**GIVEN EXERCISE:** Make an exact copy of all the material below, apart from the pictures.

**Extracted records:**

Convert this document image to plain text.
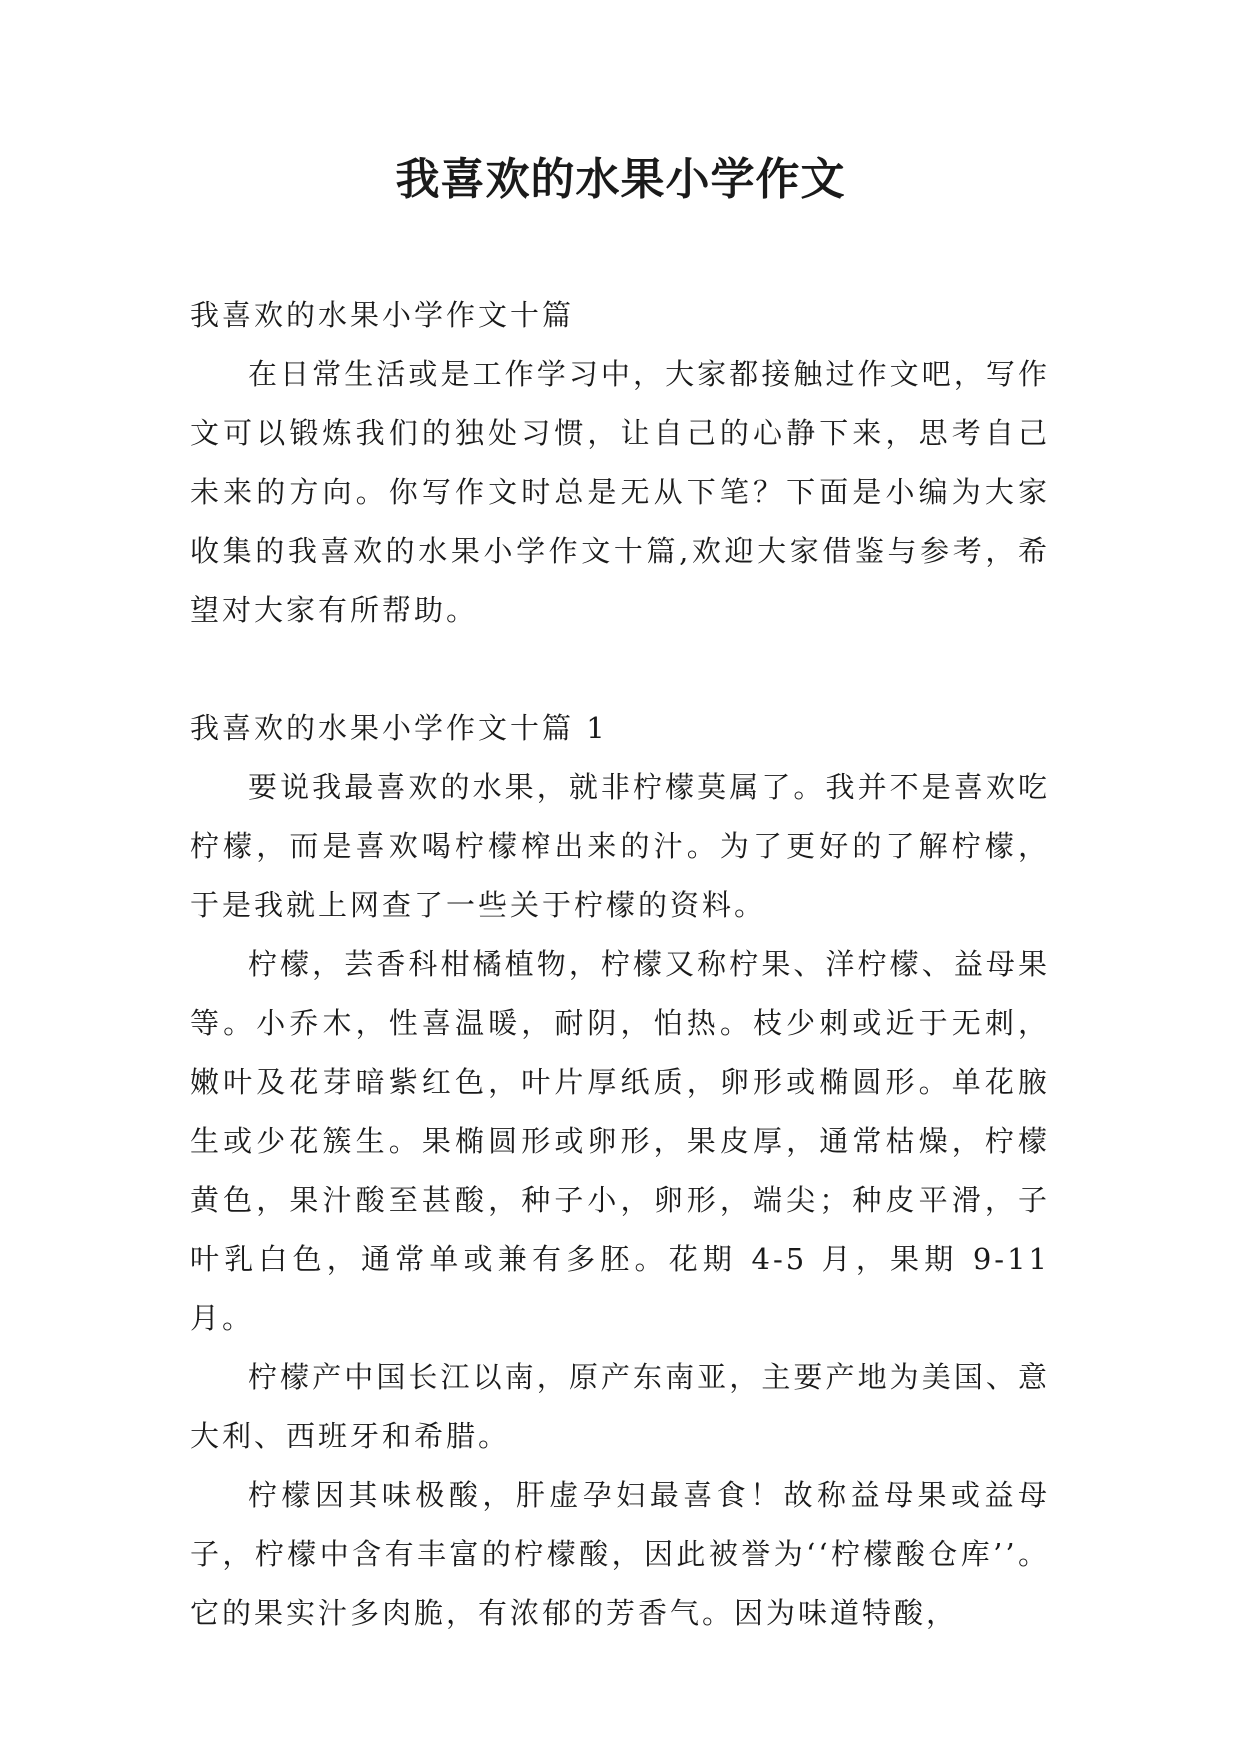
我喜欢的水果小学作文

我喜欢的水果小学作文十篇

在日常生活或是工作学习中，大家都接触过作文吧，写作文可以锻炼我们的独处习惯，让自己的心静下来，思考自己未来的方向。你写作文时总是无从下笔？下面是小编为大家收集的我喜欢的水果小学作文十篇,欢迎大家借鉴与参考，希望对大家有所帮助。

我喜欢的水果小学作文十篇 1

要说我最喜欢的水果，就非柠檬莫属了。我并不是喜欢吃柠檬，而是喜欢喝柠檬榨出来的汁。为了更好的了解柠檬，于是我就上网查了一些关于柠檬的资料。

柠檬，芸香科柑橘植物，柠檬又称柠果、洋柠檬、益母果等。小乔木，性喜温暖，耐阴，怕热。枝少刺或近于无刺，嫩叶及花芽暗紫红色，叶片厚纸质，卵形或椭圆形。单花腋生或少花簇生。果椭圆形或卵形，果皮厚，通常枯燥，柠檬黄色，果汁酸至甚酸，种子小，卵形，端尖；种皮平滑，子叶乳白色，通常单或兼有多胚。花期 4-5 月，果期 9-11 月。

柠檬产中国长江以南，原产东南亚，主要产地为美国、意大利、西班牙和希腊。

柠檬因其味极酸，肝虚孕妇最喜食！故称益母果或益母子，柠檬中含有丰富的柠檬酸，因此被誉为‘‘柠檬酸仓库’’。它的果实汁多肉脆，有浓郁的芳香气。因为味道特酸，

**TASK ANSWER:**
Convert this document image to plain text.
我喜欢的水果小学作文

我喜欢的水果小学作文十篇

在日常生活或是工作学习中，大家都接触过作文吧，写作文可以锻炼我们的独处习惯，让自己的心静下来，思考自己未来的方向。你写作文时总是无从下笔？下面是小编为大家收集的我喜欢的水果小学作文十篇,欢迎大家借鉴与参考，希望对大家有所帮助。

我喜欢的水果小学作文十篇 1

要说我最喜欢的水果，就非柠檬莫属了。我并不是喜欢吃柠檬，而是喜欢喝柠檬榨出来的汁。为了更好的了解柠檬，于是我就上网查了一些关于柠檬的资料。

柠檬，芸香科柑橘植物，柠檬又称柠果、洋柠檬、益母果等。小乔木，性喜温暖，耐阴，怕热。枝少刺或近于无刺，嫩叶及花芽暗紫红色，叶片厚纸质，卵形或椭圆形。单花腋生或少花簇生。果椭圆形或卵形，果皮厚，通常枯燥，柠檬黄色，果汁酸至甚酸，种子小，卵形，端尖；种皮平滑，子叶乳白色，通常单或兼有多胚。花期 4-5 月，果期 9-11 月。

柠檬产中国长江以南，原产东南亚，主要产地为美国、意大利、西班牙和希腊。

柠檬因其味极酸，肝虚孕妇最喜食！故称益母果或益母子，柠檬中含有丰富的柠檬酸，因此被誉为‘‘柠檬酸仓库’’。它的果实汁多肉脆，有浓郁的芳香气。因为味道特酸，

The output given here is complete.